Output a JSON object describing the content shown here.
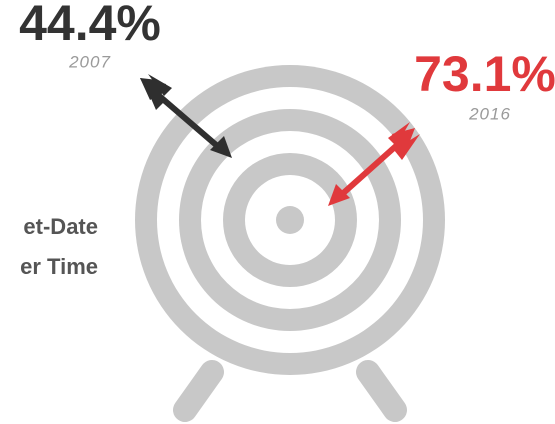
{
  "stats": [
    {
      "value": "44.4%",
      "year": "2007"
    },
    {
      "value": "73.1%",
      "year": "2016"
    }
  ],
  "caption": [
    "et-Date",
    "er Time"
  ]
}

━━━━━━━━━━

Aim of the exercise: Repeat the preceding records precisely, and leave every picture out of the copy.

Task response:
Output a JSON object describing the content shown here.
{
  "stats": [
    {
      "value": "44.4%",
      "year": "2007"
    },
    {
      "value": "73.1%",
      "year": "2016"
    }
  ],
  "caption": [
    "et-Date",
    "er Time"
  ]
}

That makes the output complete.